## [Material provided]
++++++++++++++++++++
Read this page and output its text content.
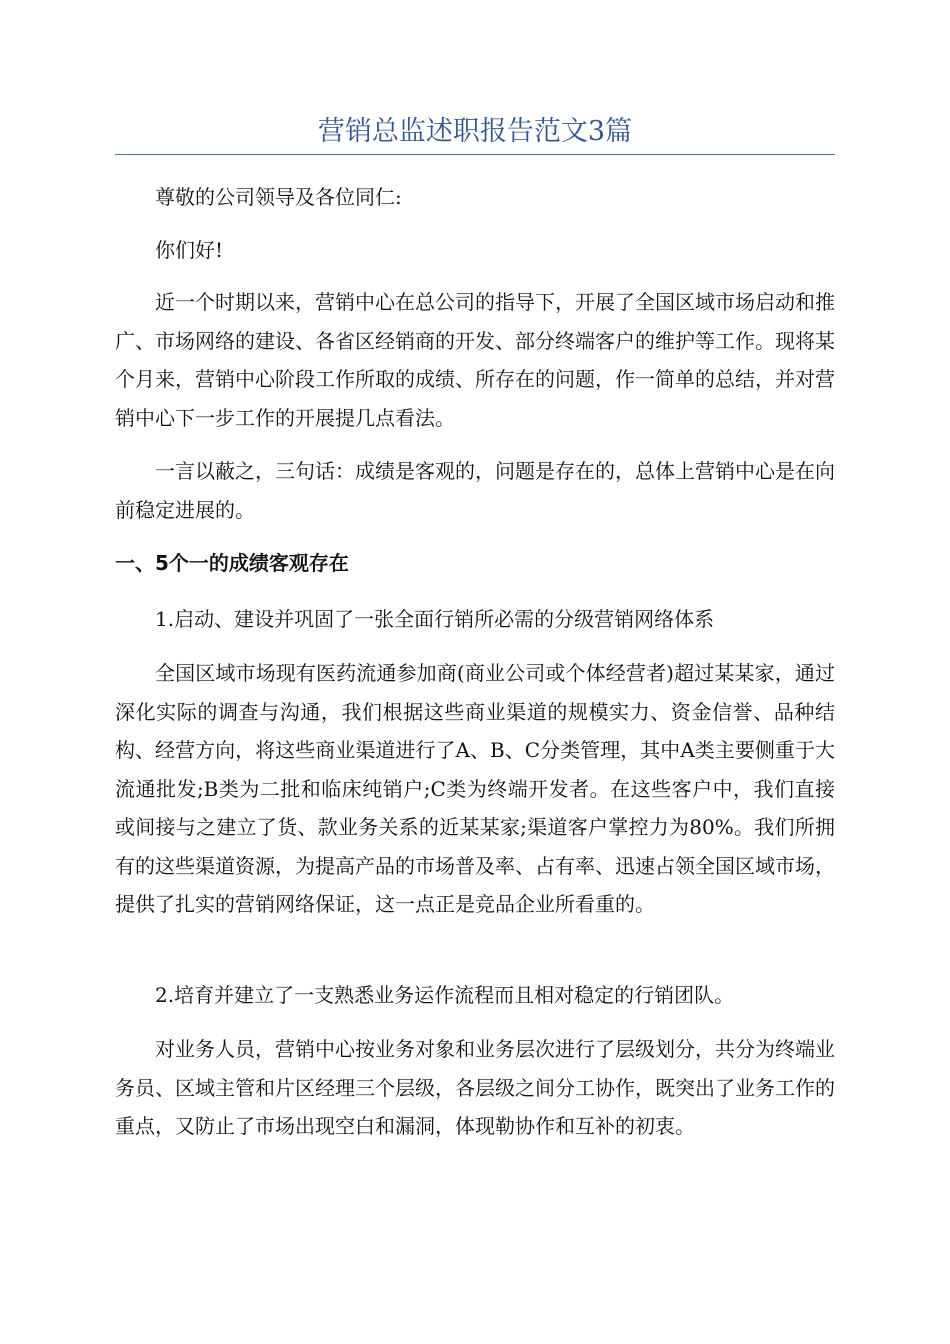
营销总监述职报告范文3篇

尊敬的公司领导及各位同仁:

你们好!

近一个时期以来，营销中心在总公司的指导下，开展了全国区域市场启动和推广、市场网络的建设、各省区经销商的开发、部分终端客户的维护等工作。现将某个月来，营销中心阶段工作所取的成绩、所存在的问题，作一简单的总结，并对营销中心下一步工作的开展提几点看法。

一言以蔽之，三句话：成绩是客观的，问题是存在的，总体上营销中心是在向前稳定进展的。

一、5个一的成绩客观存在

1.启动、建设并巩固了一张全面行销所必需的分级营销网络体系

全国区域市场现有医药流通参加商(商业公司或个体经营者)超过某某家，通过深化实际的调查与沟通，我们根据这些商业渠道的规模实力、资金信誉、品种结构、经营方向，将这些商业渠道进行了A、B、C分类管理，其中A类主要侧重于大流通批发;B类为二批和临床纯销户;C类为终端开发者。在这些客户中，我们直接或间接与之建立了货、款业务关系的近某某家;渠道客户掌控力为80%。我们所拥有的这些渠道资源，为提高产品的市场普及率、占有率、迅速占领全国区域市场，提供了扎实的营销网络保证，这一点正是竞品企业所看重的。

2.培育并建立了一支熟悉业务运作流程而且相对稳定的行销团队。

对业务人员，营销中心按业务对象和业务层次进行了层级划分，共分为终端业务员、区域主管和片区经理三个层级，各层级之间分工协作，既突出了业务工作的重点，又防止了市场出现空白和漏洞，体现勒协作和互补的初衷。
++++++++++++++++++++
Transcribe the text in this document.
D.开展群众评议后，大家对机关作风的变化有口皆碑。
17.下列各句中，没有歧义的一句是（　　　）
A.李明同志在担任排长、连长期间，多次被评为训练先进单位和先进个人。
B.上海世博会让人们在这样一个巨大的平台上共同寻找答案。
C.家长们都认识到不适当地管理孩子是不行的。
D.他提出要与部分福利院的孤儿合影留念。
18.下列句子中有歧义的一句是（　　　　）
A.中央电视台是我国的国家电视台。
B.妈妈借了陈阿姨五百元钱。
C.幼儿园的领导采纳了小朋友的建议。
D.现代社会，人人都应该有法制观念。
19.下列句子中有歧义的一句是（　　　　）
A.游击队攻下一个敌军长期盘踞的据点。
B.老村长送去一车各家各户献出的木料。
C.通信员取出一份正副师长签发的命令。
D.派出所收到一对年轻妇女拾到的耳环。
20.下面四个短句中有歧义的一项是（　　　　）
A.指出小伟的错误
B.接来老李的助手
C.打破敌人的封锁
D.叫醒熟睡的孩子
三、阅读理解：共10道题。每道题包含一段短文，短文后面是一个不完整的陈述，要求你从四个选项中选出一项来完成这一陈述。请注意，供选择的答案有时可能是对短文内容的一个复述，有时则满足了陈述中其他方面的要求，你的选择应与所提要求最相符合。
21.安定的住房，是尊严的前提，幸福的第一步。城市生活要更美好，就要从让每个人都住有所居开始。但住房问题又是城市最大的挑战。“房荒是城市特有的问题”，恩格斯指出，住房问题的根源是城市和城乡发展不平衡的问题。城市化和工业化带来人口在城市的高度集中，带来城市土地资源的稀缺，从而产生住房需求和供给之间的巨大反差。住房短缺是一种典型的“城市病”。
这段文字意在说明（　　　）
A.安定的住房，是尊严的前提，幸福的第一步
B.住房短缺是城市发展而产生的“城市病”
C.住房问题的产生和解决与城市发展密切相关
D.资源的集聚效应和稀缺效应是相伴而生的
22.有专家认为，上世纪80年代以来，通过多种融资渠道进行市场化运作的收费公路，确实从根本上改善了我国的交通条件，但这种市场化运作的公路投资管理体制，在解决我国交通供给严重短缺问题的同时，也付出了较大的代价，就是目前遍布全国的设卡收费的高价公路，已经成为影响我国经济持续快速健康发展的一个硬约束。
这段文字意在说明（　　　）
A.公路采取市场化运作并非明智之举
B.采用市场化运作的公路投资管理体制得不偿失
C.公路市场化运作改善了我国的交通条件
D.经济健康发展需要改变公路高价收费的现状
++++++++++++++++++++
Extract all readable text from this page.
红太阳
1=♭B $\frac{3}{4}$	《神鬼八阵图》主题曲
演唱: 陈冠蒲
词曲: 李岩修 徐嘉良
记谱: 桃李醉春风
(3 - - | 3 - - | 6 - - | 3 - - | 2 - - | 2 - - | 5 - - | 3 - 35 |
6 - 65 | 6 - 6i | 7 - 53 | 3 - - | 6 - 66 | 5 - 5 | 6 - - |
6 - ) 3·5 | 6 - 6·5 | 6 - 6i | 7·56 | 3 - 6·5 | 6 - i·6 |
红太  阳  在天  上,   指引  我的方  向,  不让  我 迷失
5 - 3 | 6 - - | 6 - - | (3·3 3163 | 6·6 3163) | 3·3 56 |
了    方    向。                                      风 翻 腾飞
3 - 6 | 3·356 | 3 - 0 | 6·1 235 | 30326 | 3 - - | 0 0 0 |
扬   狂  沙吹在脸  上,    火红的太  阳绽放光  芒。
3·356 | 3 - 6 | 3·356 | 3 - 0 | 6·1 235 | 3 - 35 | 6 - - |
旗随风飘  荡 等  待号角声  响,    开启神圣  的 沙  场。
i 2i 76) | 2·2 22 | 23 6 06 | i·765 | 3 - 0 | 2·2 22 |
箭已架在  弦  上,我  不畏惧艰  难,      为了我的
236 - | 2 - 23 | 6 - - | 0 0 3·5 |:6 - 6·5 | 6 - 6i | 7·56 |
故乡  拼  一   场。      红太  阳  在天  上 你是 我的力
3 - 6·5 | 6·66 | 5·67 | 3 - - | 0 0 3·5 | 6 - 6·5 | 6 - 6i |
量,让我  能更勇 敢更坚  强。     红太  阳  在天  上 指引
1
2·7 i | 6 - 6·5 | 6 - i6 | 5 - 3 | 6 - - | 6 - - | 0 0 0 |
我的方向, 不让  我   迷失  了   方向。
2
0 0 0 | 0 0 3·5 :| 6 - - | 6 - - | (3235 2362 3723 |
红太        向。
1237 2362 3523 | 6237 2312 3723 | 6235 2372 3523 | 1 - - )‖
++++++++++++++++++++
## [Short task]
Give the number of lines where the string "this" occurs, without any further text.

## [Solution to the problem]
3